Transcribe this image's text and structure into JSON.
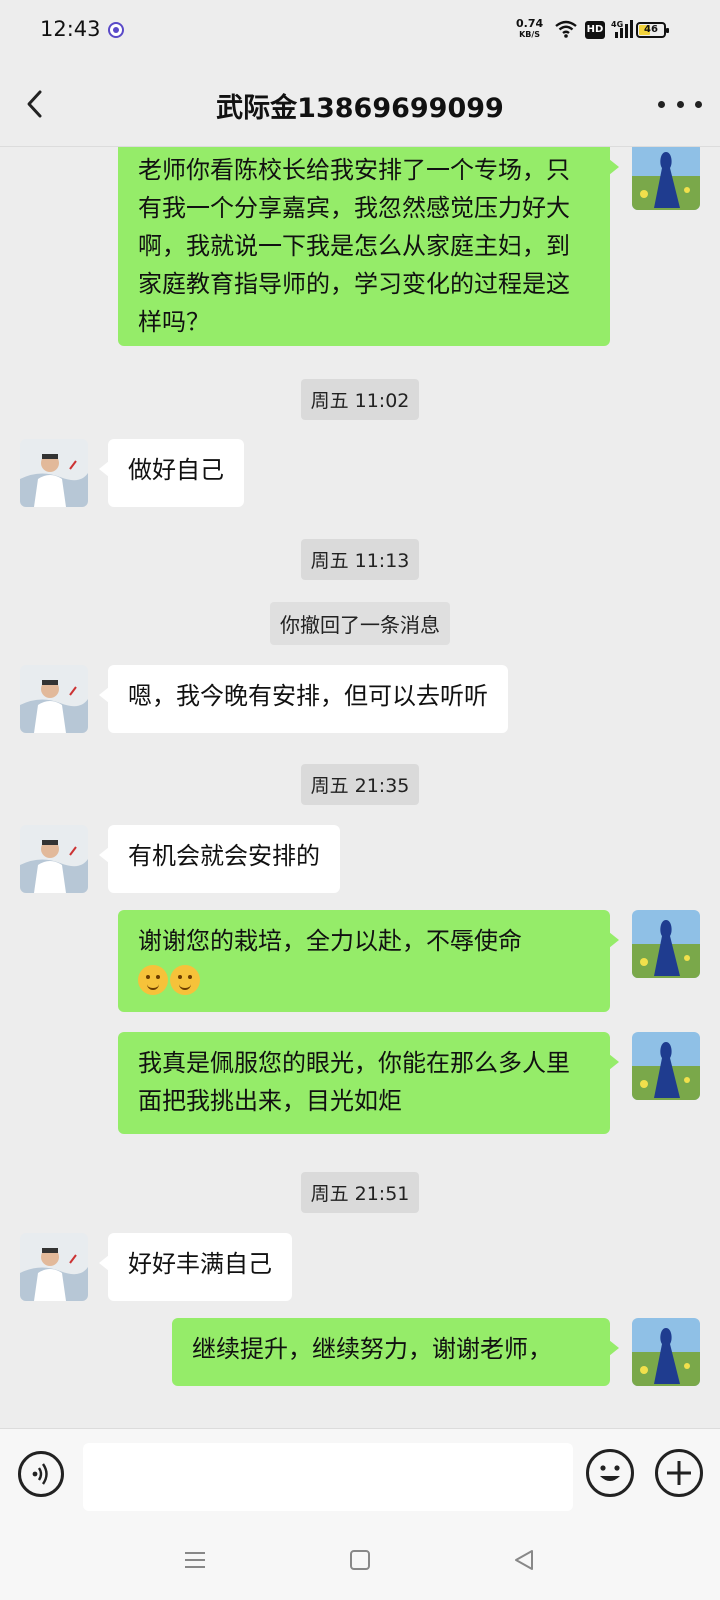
{
  "status": {
    "time": "12:43",
    "net_speed": "0.74",
    "net_unit": "KB/S",
    "hd": "HD",
    "signal_gen": "4G",
    "battery": "46",
    "battery_level": 0.46
  },
  "header": {
    "title": "武际金13869699099",
    "back_icon": "chevron-left-icon",
    "more_icon": "more-dots-icon"
  },
  "messages": [
    {
      "type": "me",
      "text": "老师你看陈校长给我安排了一个专场，只有我一个分享嘉宾，我忽然感觉压力好大啊，我就说一下我是怎么从家庭主妇，到家庭教育指导师的，学习变化的过程是这样吗？"
    },
    {
      "type": "time",
      "text": "周五 11:02"
    },
    {
      "type": "other",
      "text": "做好自己"
    },
    {
      "type": "time",
      "text": "周五 11:13"
    },
    {
      "type": "system",
      "text": "你撤回了一条消息"
    },
    {
      "type": "other",
      "text": "嗯，我今晚有安排，但可以去听听"
    },
    {
      "type": "time",
      "text": "周五 21:35"
    },
    {
      "type": "other",
      "text": "有机会就会安排的"
    },
    {
      "type": "me",
      "text": "谢谢您的栽培，全力以赴，不辱使命"
    },
    {
      "type": "me",
      "text": "我真是佩服您的眼光，你能在那么多人里面把我挑出来，目光如炬"
    },
    {
      "type": "time",
      "text": "周五 21:51"
    },
    {
      "type": "other",
      "text": "好好丰满自己"
    },
    {
      "type": "me",
      "text": "继续提升，继续努力，谢谢老师，"
    }
  ],
  "input": {
    "placeholder": "",
    "voice_icon": "voice-icon",
    "emoji_icon": "emoji-icon",
    "plus_icon": "plus-icon"
  },
  "colors": {
    "me_bubble": "#95ec69",
    "other_bubble": "#ffffff",
    "background": "#ededed"
  }
}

------------------------------------

# Exercise directions
Output, exactly, all the records above; include no pictures.

# Result for this exercise
Transcribe this image's text and structure into JSON.
{
  "status": {
    "time": "12:43",
    "net_speed": "0.74",
    "net_unit": "KB/S",
    "hd": "HD",
    "signal_gen": "4G",
    "battery": "46",
    "battery_level": 0.46
  },
  "header": {
    "title": "武际金13869699099",
    "back_icon": "chevron-left-icon",
    "more_icon": "more-dots-icon"
  },
  "messages": [
    {
      "type": "me",
      "text": "老师你看陈校长给我安排了一个专场，只有我一个分享嘉宾，我忽然感觉压力好大啊，我就说一下我是怎么从家庭主妇，到家庭教育指导师的，学习变化的过程是这样吗？"
    },
    {
      "type": "time",
      "text": "周五 11:02"
    },
    {
      "type": "other",
      "text": "做好自己"
    },
    {
      "type": "time",
      "text": "周五 11:13"
    },
    {
      "type": "system",
      "text": "你撤回了一条消息"
    },
    {
      "type": "other",
      "text": "嗯，我今晚有安排，但可以去听听"
    },
    {
      "type": "time",
      "text": "周五 21:35"
    },
    {
      "type": "other",
      "text": "有机会就会安排的"
    },
    {
      "type": "me",
      "text": "谢谢您的栽培，全力以赴，不辱使命"
    },
    {
      "type": "me",
      "text": "我真是佩服您的眼光，你能在那么多人里面把我挑出来，目光如炬"
    },
    {
      "type": "time",
      "text": "周五 21:51"
    },
    {
      "type": "other",
      "text": "好好丰满自己"
    },
    {
      "type": "me",
      "text": "继续提升，继续努力，谢谢老师，"
    }
  ],
  "input": {
    "placeholder": "",
    "voice_icon": "voice-icon",
    "emoji_icon": "emoji-icon",
    "plus_icon": "plus-icon"
  },
  "colors": {
    "me_bubble": "#95ec69",
    "other_bubble": "#ffffff",
    "background": "#ededed"
  }
}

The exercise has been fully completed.